== Exercise data ==
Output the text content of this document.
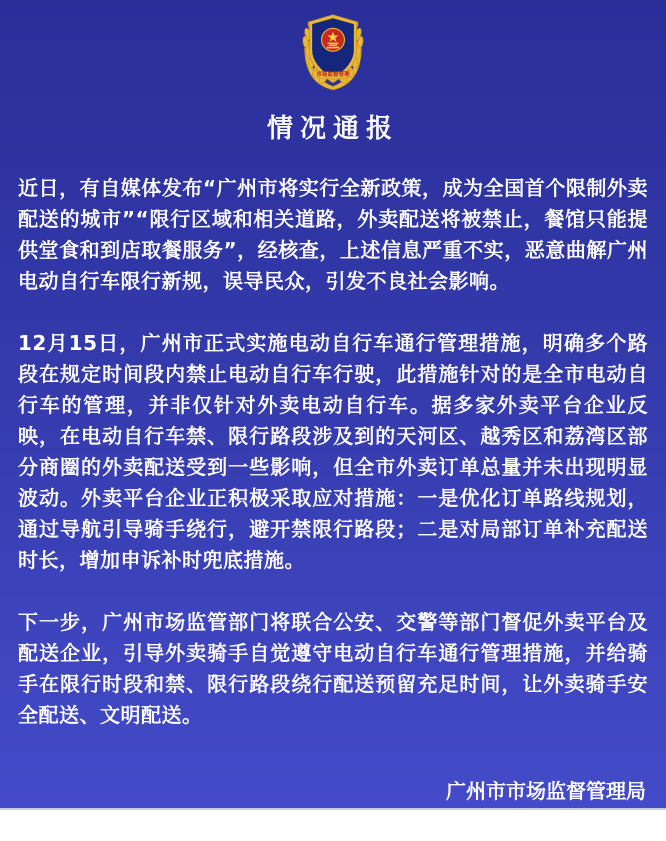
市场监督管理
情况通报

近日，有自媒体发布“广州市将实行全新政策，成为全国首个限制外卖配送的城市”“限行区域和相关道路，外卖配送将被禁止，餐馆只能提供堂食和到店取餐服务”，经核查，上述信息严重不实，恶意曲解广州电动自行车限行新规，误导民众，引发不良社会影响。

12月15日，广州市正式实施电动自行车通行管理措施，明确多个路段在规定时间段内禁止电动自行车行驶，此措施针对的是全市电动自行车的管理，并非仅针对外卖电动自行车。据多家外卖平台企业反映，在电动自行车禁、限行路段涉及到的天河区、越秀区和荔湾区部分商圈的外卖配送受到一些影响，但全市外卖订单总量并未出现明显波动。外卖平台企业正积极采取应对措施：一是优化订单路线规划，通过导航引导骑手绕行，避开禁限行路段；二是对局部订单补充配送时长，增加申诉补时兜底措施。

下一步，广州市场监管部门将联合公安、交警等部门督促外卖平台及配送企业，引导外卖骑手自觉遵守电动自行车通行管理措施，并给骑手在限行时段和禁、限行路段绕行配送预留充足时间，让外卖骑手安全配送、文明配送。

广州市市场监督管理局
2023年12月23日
===
__Given problem__
Give back the entries verbatim. Do not include any picture.

__Response to the exercise__
Output the text content of this document.
市场监督管理
情况通报

近日，有自媒体发布“广州市将实行全新政策，成为全国首个限制外卖配送的城市”“限行区域和相关道路，外卖配送将被禁止，餐馆只能提供堂食和到店取餐服务”，经核查，上述信息严重不实，恶意曲解广州电动自行车限行新规，误导民众，引发不良社会影响。

12月15日，广州市正式实施电动自行车通行管理措施，明确多个路段在规定时间段内禁止电动自行车行驶，此措施针对的是全市电动自行车的管理，并非仅针对外卖电动自行车。据多家外卖平台企业反映，在电动自行车禁、限行路段涉及到的天河区、越秀区和荔湾区部分商圈的外卖配送受到一些影响，但全市外卖订单总量并未出现明显波动。外卖平台企业正积极采取应对措施：一是优化订单路线规划，通过导航引导骑手绕行，避开禁限行路段；二是对局部订单补充配送时长，增加申诉补时兜底措施。

下一步，广州市场监管部门将联合公安、交警等部门督促外卖平台及配送企业，引导外卖骑手自觉遵守电动自行车通行管理措施，并给骑手在限行时段和禁、限行路段绕行配送预留充足时间，让外卖骑手安全配送、文明配送。

广州市市场监督管理局
2023年12月23日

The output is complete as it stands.